- [TASK STATEMENT]:
Please print the full listing exactly.

- [ENTRIES]:
★ ★ ★
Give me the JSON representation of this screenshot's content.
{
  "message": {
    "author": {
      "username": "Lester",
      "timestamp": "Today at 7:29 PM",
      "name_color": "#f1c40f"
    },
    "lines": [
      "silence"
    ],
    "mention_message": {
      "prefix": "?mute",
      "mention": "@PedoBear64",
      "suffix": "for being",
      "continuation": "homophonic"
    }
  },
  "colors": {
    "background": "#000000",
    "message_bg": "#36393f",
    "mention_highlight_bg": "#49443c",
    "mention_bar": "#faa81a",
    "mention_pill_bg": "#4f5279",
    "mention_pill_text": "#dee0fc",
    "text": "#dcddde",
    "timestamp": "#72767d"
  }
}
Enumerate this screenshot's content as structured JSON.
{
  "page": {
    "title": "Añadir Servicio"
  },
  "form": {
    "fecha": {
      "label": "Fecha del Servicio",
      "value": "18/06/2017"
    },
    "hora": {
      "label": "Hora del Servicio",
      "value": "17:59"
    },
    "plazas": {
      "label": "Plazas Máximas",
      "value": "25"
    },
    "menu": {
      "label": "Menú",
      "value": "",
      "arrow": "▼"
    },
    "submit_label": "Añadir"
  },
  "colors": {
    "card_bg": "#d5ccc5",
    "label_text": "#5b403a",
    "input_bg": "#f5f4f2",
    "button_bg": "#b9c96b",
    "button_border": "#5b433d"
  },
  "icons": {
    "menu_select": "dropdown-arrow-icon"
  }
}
★ ★ ★
- [TASK RESULT]:
Give me the JSON representation of this screenshot's content.
{
  "message": {
    "author": {
      "username": "Lester",
      "timestamp": "Today at 7:29 PM",
      "name_color": "#f1c40f"
    },
    "lines": [
      "silence"
    ],
    "mention_message": {
      "prefix": "?mute",
      "mention": "@PedoBear64",
      "suffix": "for being",
      "continuation": "homophonic"
    }
  },
  "colors": {
    "background": "#000000",
    "message_bg": "#36393f",
    "mention_highlight_bg": "#49443c",
    "mention_bar": "#faa81a",
    "mention_pill_bg": "#4f5279",
    "mention_pill_text": "#dee0fc",
    "text": "#dcddde",
    "timestamp": "#72767d"
  }
}
Enumerate this screenshot's content as structured JSON.
{
  "page": {
    "title": "Añadir Servicio"
  },
  "form": {
    "fecha": {
      "label": "Fecha del Servicio",
      "value": "18/06/2017"
    },
    "hora": {
      "label": "Hora del Servicio",
      "value": "17:59"
    },
    "plazas": {
      "label": "Plazas Máximas",
      "value": "25"
    },
    "menu": {
      "label": "Menú",
      "value": "",
      "arrow": "▼"
    },
    "submit_label": "Añadir"
  },
  "colors": {
    "card_bg": "#d5ccc5",
    "label_text": "#5b403a",
    "input_bg": "#f5f4f2",
    "button_bg": "#b9c96b",
    "button_border": "#5b433d"
  },
  "icons": {
    "menu_select": "dropdown-arrow-icon"
  }
}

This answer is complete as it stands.